Task prompt: Narrow the data below down to the lines containing "that".

-- START Exercise inputs --

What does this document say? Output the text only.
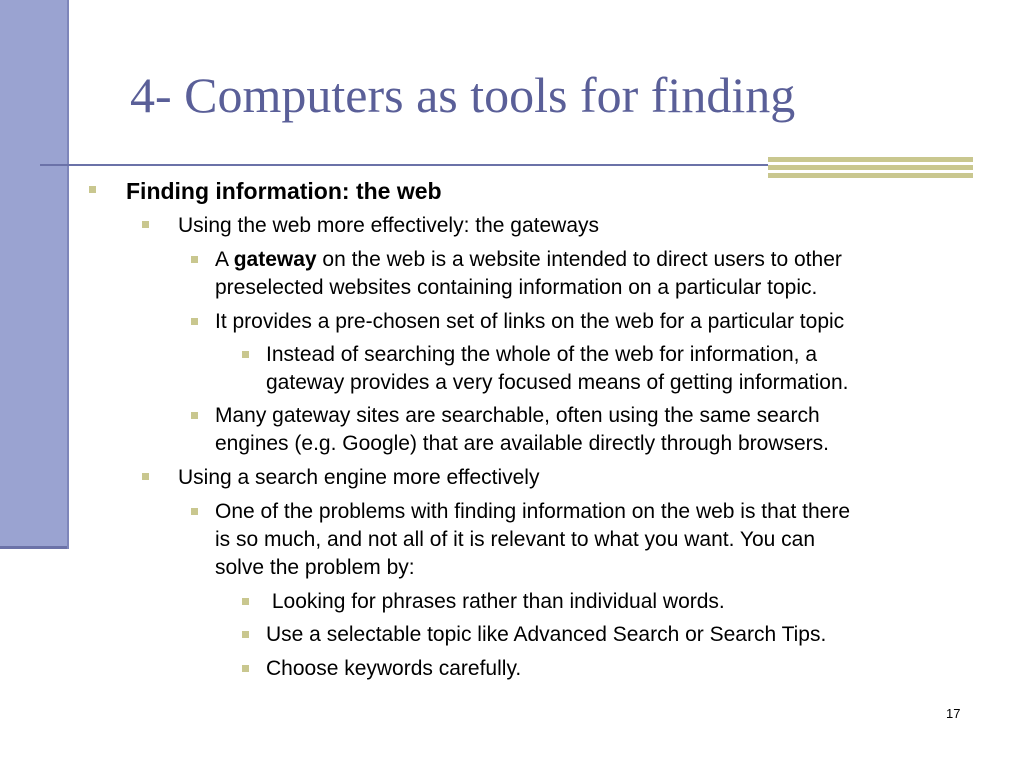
4- Computers as tools for finding

Finding information: the web

Using the web more effectively: the gateways

A gateway on the web is a website intended to direct users to other
preselected websites containing information on a particular topic.

It provides a pre-chosen set of links on the web for a particular topic

Instead of searching the whole of the web for information, a
gateway provides a very focused means of getting information.

Many gateway sites are searchable, often using the same search
engines (e.g. Google) that are available directly through browsers.

Using a search engine more effectively

One of the problems with finding information on the web is that there
is so much, and not all of it is relevant to what you want. You can
solve the problem by:

Looking for phrases rather than individual words.

Use a selectable topic like Advanced Search or Search Tips.

Choose keywords carefully.

17
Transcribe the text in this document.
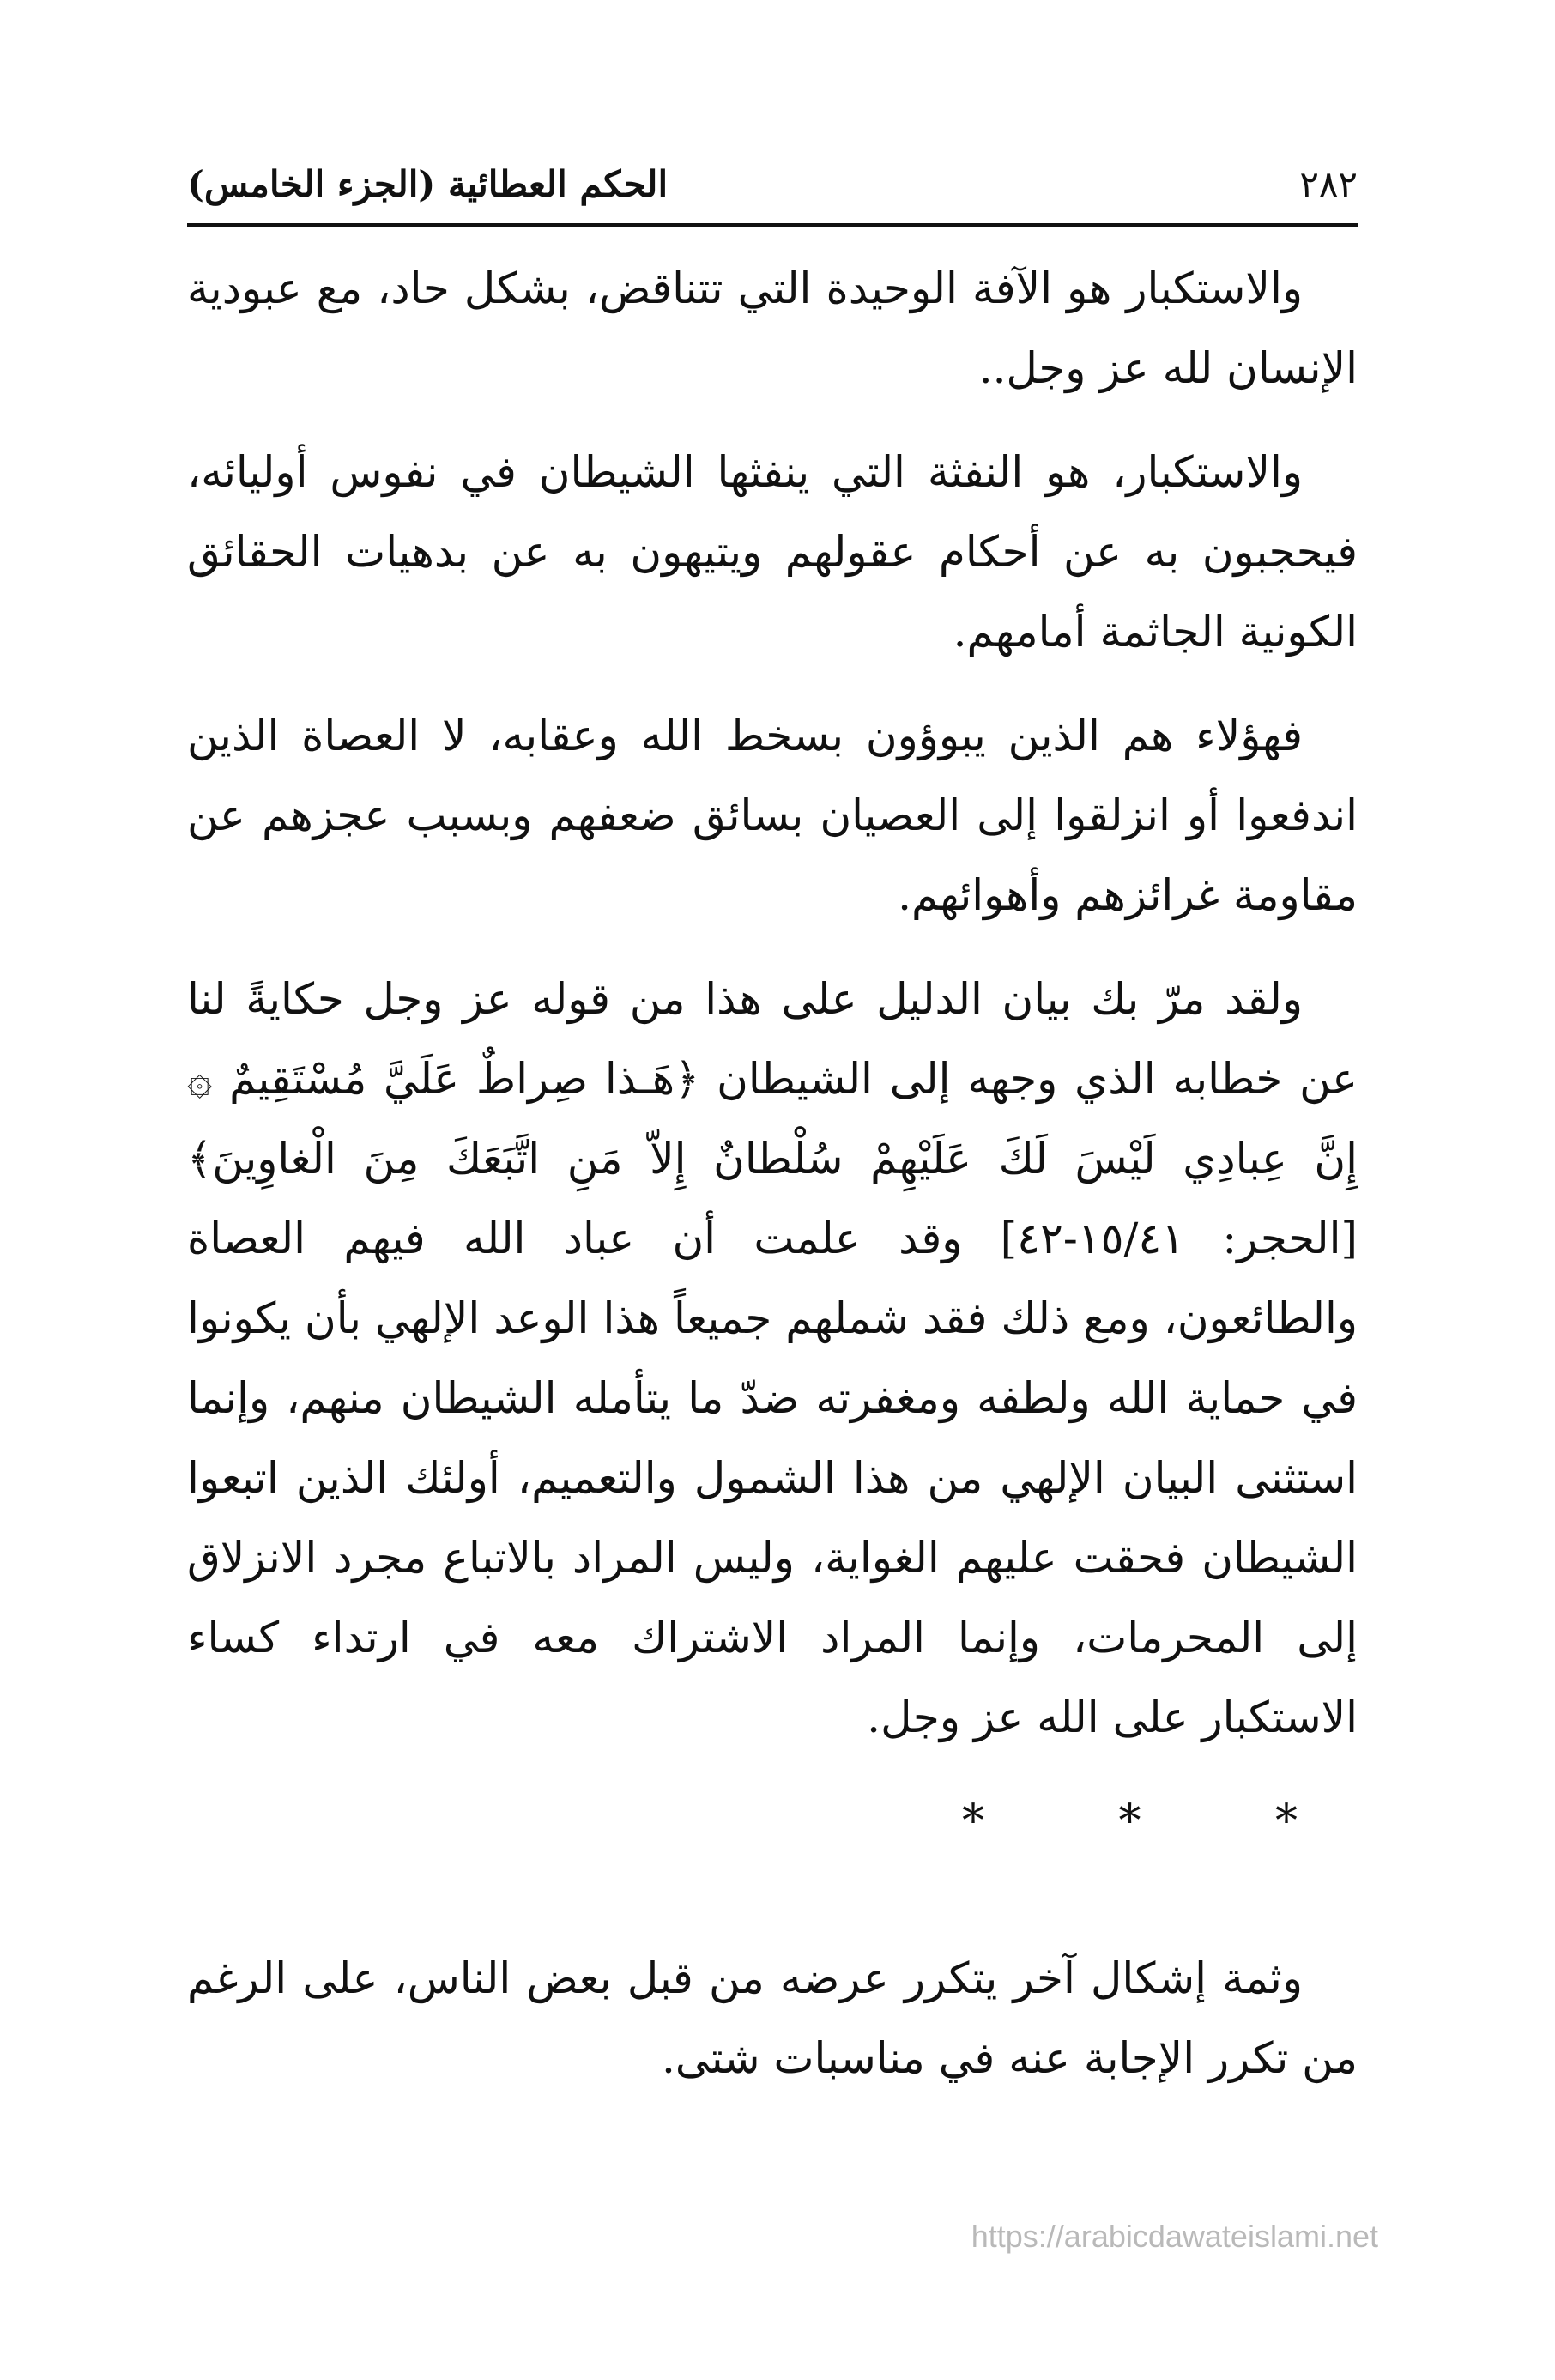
الحكم العطائية (الجزء الخامس)	٢٨٢

والاستكبار هو الآفة الوحيدة التي تتناقض، بشكل حاد، مع عبودية الإنسان لله عز وجل..

والاستكبار، هو النفثة التي ينفثها الشيطان في نفوس أوليائه، فيحجبون به عن أحكام عقولهم ويتيهون به عن بدهيات الحقائق الكونية الجاثمة أمامهم.

فهؤلاء هم الذين يبوؤون بسخط الله وعقابه، لا العصاة الذين اندفعوا أو انزلقوا إلى العصيان بسائق ضعفهم وبسبب عجزهم عن مقاومة غرائزهم وأهوائهم.

ولقد مرّ بك بيان الدليل على هذا من قوله عز وجل حكايةً لنا عن خطابه الذي وجهه إلى الشيطان ﴿هَـذا صِراطٌ عَلَيَّ مُسْتَقِيمٌ ۞ إِنَّ عِبادِي لَيْسَ لَكَ عَلَيْهِمْ سُلْطانٌ إِلاّ مَنِ اتَّبَعَكَ مِنَ الْغاوِينَ﴾ [الحجر: ١٥/٤١-٤٢] وقد علمت أن عباد الله فيهم العصاة والطائعون، ومع ذلك فقد شملهم جميعاً هذا الوعد الإلهي بأن يكونوا في حماية الله ولطفه ومغفرته ضدّ ما يتأمله الشيطان منهم، وإنما استثنى البيان الإلهي من هذا الشمول والتعميم، أولئك الذين اتبعوا الشيطان فحقت عليهم الغواية، وليس المراد بالاتباع مجرد الانزلاق إلى المحرمات، وإنما المراد الاشتراك معه في ارتداء كساء الاستكبار على الله عز وجل.

*	*	*

وثمة إشكال آخر يتكرر عرضه من قبل بعض الناس، على الرغم من تكرر الإجابة عنه في مناسبات شتى.

https://arabicdawateislami.net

-- END Exercise inputs --

Solution:
engines (e.g. Google) that are available directly through browsers.
One of the problems with finding information on the web is that there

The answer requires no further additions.